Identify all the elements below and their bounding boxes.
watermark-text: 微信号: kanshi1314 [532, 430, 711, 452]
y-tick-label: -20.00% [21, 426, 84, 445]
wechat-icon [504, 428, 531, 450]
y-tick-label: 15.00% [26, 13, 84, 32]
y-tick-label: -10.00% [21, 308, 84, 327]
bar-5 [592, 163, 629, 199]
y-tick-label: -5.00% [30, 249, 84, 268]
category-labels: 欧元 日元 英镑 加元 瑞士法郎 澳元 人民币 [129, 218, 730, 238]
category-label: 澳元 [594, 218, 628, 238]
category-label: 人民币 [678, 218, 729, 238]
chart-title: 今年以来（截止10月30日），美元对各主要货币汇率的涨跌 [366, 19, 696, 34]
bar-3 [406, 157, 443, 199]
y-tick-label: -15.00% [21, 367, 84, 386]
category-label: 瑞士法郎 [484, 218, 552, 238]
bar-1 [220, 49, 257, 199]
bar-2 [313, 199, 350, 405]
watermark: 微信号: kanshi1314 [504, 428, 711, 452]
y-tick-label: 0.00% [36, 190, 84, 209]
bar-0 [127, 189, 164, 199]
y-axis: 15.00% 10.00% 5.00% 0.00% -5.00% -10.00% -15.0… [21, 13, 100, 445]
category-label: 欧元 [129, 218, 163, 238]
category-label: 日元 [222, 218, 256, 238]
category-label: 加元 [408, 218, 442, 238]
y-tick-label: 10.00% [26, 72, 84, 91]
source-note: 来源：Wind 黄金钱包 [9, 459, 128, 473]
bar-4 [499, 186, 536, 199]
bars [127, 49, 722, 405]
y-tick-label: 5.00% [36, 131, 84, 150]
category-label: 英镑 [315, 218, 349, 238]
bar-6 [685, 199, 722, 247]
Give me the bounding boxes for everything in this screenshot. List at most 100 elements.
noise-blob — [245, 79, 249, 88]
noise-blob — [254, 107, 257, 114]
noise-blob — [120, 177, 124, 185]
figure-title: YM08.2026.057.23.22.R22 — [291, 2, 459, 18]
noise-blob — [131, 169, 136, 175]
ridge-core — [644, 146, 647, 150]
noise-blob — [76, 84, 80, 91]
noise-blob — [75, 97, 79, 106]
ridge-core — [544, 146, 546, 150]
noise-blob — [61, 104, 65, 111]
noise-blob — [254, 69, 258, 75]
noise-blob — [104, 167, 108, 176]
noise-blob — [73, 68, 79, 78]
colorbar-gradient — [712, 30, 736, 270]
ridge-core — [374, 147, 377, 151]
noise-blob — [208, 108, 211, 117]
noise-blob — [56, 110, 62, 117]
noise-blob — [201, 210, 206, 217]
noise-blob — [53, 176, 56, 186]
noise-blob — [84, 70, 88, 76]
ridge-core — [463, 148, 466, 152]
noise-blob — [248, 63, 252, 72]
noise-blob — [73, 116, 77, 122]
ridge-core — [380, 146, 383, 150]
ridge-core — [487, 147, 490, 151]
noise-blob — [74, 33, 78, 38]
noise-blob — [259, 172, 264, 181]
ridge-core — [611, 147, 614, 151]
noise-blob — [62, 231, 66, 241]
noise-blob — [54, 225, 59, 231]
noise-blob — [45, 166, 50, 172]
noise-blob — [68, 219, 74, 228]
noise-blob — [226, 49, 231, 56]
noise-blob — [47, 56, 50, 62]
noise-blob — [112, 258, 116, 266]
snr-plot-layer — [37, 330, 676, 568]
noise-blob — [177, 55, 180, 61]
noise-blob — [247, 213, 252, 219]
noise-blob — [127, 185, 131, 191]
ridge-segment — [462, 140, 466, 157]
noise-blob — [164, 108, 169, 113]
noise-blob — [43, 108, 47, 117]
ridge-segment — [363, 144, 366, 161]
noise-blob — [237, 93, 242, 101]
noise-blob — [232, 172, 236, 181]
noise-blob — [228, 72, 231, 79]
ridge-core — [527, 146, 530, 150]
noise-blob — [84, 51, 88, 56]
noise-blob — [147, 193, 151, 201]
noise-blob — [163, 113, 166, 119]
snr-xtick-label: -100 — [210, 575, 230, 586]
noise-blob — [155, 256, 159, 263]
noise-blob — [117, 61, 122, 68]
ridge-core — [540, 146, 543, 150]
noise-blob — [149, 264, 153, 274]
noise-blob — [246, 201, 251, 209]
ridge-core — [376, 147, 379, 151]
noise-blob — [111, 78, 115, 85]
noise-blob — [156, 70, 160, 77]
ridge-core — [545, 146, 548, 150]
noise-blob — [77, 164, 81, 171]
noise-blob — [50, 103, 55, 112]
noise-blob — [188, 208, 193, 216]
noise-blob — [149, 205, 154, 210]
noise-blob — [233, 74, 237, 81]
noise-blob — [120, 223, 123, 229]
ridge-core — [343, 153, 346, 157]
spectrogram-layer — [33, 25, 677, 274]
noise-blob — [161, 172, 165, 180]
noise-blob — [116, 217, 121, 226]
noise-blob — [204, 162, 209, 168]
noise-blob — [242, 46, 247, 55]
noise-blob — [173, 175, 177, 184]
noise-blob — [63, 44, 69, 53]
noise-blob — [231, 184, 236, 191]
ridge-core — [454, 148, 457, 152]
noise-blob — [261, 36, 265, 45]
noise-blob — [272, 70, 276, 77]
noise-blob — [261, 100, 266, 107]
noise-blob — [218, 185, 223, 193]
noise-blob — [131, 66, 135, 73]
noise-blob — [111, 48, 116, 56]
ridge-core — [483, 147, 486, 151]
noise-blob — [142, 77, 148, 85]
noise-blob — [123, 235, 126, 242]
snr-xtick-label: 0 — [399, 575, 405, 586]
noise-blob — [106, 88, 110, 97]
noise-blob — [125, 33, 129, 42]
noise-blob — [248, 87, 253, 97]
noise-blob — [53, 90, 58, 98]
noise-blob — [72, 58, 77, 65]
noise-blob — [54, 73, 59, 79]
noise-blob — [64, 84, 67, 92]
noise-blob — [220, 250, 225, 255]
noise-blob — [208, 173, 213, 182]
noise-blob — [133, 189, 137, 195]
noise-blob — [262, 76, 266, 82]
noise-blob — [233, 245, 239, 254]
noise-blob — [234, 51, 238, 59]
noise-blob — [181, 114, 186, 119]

EXERCISE DESCRIPTION: Extract every line of the records above and reproduce each one verbatim, changing nothing and leaving nothing out.

EXERCISE ANSWER:
Identify all the elements below and their bounding boxes.
watermark-text: 微信号: kanshi1314 [532, 430, 711, 452]
y-tick-label: -20.00% [21, 426, 84, 445]
wechat-icon [504, 428, 531, 450]
y-tick-label: 15.00% [26, 13, 84, 32]
y-tick-label: -10.00% [21, 308, 84, 327]
bar-5 [592, 163, 629, 199]
y-tick-label: -5.00% [30, 249, 84, 268]
category-labels: 欧元 日元 英镑 加元 瑞士法郎 澳元 人民币 [129, 218, 730, 238]
category-label: 澳元 [594, 218, 628, 238]
category-label: 人民币 [678, 218, 729, 238]
chart-title: 今年以来（截止10月30日），美元对各主要货币汇率的涨跌 [366, 19, 696, 34]
bar-3 [406, 157, 443, 199]
y-tick-label: -15.00% [21, 367, 84, 386]
category-label: 瑞士法郎 [484, 218, 552, 238]
bar-1 [220, 49, 257, 199]
bar-2 [313, 199, 350, 405]
watermark: 微信号: kanshi1314 [504, 428, 711, 452]
y-tick-label: 0.00% [36, 190, 84, 209]
bar-0 [127, 189, 164, 199]
y-axis: 15.00% 10.00% 5.00% 0.00% -5.00% -10.00% -15.0… [21, 13, 100, 445]
category-label: 欧元 [129, 218, 163, 238]
category-label: 日元 [222, 218, 256, 238]
category-label: 加元 [408, 218, 442, 238]
y-tick-label: 10.00% [26, 72, 84, 91]
source-note: 来源：Wind 黄金钱包 [9, 459, 128, 473]
bar-4 [499, 186, 536, 199]
bars [127, 49, 722, 405]
y-tick-label: 5.00% [36, 131, 84, 150]
category-label: 英镑 [315, 218, 349, 238]
bar-6 [685, 199, 722, 247]
Give me the bounding boxes for everything in this screenshot. List at most 100 elements.
noise-blob — [245, 79, 249, 88]
noise-blob — [254, 107, 257, 114]
noise-blob — [120, 177, 124, 185]
figure-title: YM08.2026.057.23.22.R22 — [291, 2, 459, 18]
noise-blob — [131, 169, 136, 175]
ridge-core — [644, 146, 647, 150]
noise-blob — [76, 84, 80, 91]
noise-blob — [75, 97, 79, 106]
ridge-core — [544, 146, 546, 150]
noise-blob — [61, 104, 65, 111]
noise-blob — [254, 69, 258, 75]
noise-blob — [104, 167, 108, 176]
noise-blob — [73, 68, 79, 78]
colorbar-gradient — [712, 30, 736, 270]
ridge-core — [374, 147, 377, 151]
noise-blob — [208, 108, 211, 117]
noise-blob — [56, 110, 62, 117]
noise-blob — [201, 210, 206, 217]
noise-blob — [53, 176, 56, 186]
noise-blob — [84, 70, 88, 76]
ridge-core — [463, 148, 466, 152]
noise-blob — [248, 63, 252, 72]
noise-blob — [73, 116, 77, 122]
ridge-core — [380, 146, 383, 150]
ridge-core — [487, 147, 490, 151]
noise-blob — [74, 33, 78, 38]
noise-blob — [259, 172, 264, 181]
ridge-core — [611, 147, 614, 151]
noise-blob — [62, 231, 66, 241]
noise-blob — [54, 225, 59, 231]
noise-blob — [45, 166, 50, 172]
noise-blob — [68, 219, 74, 228]
noise-blob — [226, 49, 231, 56]
noise-blob — [47, 56, 50, 62]
noise-blob — [112, 258, 116, 266]
snr-plot-layer — [37, 330, 676, 568]
noise-blob — [177, 55, 180, 61]
noise-blob — [247, 213, 252, 219]
noise-blob — [127, 185, 131, 191]
ridge-segment — [462, 140, 466, 157]
noise-blob — [164, 108, 169, 113]
noise-blob — [43, 108, 47, 117]
ridge-segment — [363, 144, 366, 161]
noise-blob — [237, 93, 242, 101]
noise-blob — [232, 172, 236, 181]
noise-blob — [228, 72, 231, 79]
ridge-core — [527, 146, 530, 150]
noise-blob — [84, 51, 88, 56]
noise-blob — [147, 193, 151, 201]
noise-blob — [163, 113, 166, 119]
snr-xtick-label: -100 — [210, 575, 230, 586]
noise-blob — [155, 256, 159, 263]
noise-blob — [117, 61, 122, 68]
ridge-core — [540, 146, 543, 150]
noise-blob — [149, 264, 153, 274]
noise-blob — [246, 201, 251, 209]
ridge-core — [376, 147, 379, 151]
noise-blob — [111, 78, 115, 85]
noise-blob — [156, 70, 160, 77]
ridge-core — [545, 146, 548, 150]
noise-blob — [77, 164, 81, 171]
noise-blob — [50, 103, 55, 112]
noise-blob — [188, 208, 193, 216]
noise-blob — [149, 205, 154, 210]
noise-blob — [233, 74, 237, 81]
noise-blob — [120, 223, 123, 229]
ridge-core — [343, 153, 346, 157]
spectrogram-layer — [33, 25, 677, 274]
noise-blob — [161, 172, 165, 180]
noise-blob — [116, 217, 121, 226]
noise-blob — [204, 162, 209, 168]
noise-blob — [242, 46, 247, 55]
noise-blob — [173, 175, 177, 184]
noise-blob — [63, 44, 69, 53]
noise-blob — [231, 184, 236, 191]
ridge-core — [454, 148, 457, 152]
noise-blob — [261, 36, 265, 45]
noise-blob — [272, 70, 276, 77]
noise-blob — [261, 100, 266, 107]
noise-blob — [218, 185, 223, 193]
noise-blob — [131, 66, 135, 73]
noise-blob — [111, 48, 116, 56]
ridge-core — [483, 147, 486, 151]
noise-blob — [142, 77, 148, 85]
noise-blob — [123, 235, 126, 242]
snr-xtick-label: 0 — [399, 575, 405, 586]
noise-blob — [106, 88, 110, 97]
noise-blob — [125, 33, 129, 42]
noise-blob — [248, 87, 253, 97]
noise-blob — [53, 90, 58, 98]
noise-blob — [72, 58, 77, 65]
noise-blob — [54, 73, 59, 79]
noise-blob — [64, 84, 67, 92]
noise-blob — [220, 250, 225, 255]
noise-blob — [208, 173, 213, 182]
noise-blob — [133, 189, 137, 195]
noise-blob — [262, 76, 266, 82]
noise-blob — [233, 245, 239, 254]
noise-blob — [234, 51, 238, 59]
noise-blob — [181, 114, 186, 119]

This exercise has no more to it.